--- DIRECTIONS ---
Every record below should be printed exactly as it appears.

--- DATA RECORDS ---
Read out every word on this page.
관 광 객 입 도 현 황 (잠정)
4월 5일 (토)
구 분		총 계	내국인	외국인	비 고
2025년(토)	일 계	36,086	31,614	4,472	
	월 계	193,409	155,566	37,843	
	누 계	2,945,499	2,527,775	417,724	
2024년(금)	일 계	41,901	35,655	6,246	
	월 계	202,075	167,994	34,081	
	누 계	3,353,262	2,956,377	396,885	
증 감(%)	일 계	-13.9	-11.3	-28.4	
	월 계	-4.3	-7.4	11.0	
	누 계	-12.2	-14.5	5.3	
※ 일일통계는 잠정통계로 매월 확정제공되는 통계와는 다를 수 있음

--- COMPLETED EXERCISE ---
Read out every word on this page.
관 광 객 입 도 현 황 (잠정)
4월 5일 (토)
구 분		총 계	내국인	외국인	비 고
2025년(토)	일 계	36,086	31,614	4,472	
	월 계	193,409	155,566	37,843	
	누 계	2,945,499	2,527,775	417,724	
2024년(금)	일 계	41,901	35,655	6,246	
	월 계	202,075	167,994	34,081	
	누 계	3,353,262	2,956,377	396,885	
증 감(%)	일 계	-13.9	-11.3	-28.4	
	월 계	-4.3	-7.4	11.0	
	누 계	-12.2	-14.5	5.3	
※ 일일통계는 잠정통계로 매월 확정제공되는 통계와는 다를 수 있음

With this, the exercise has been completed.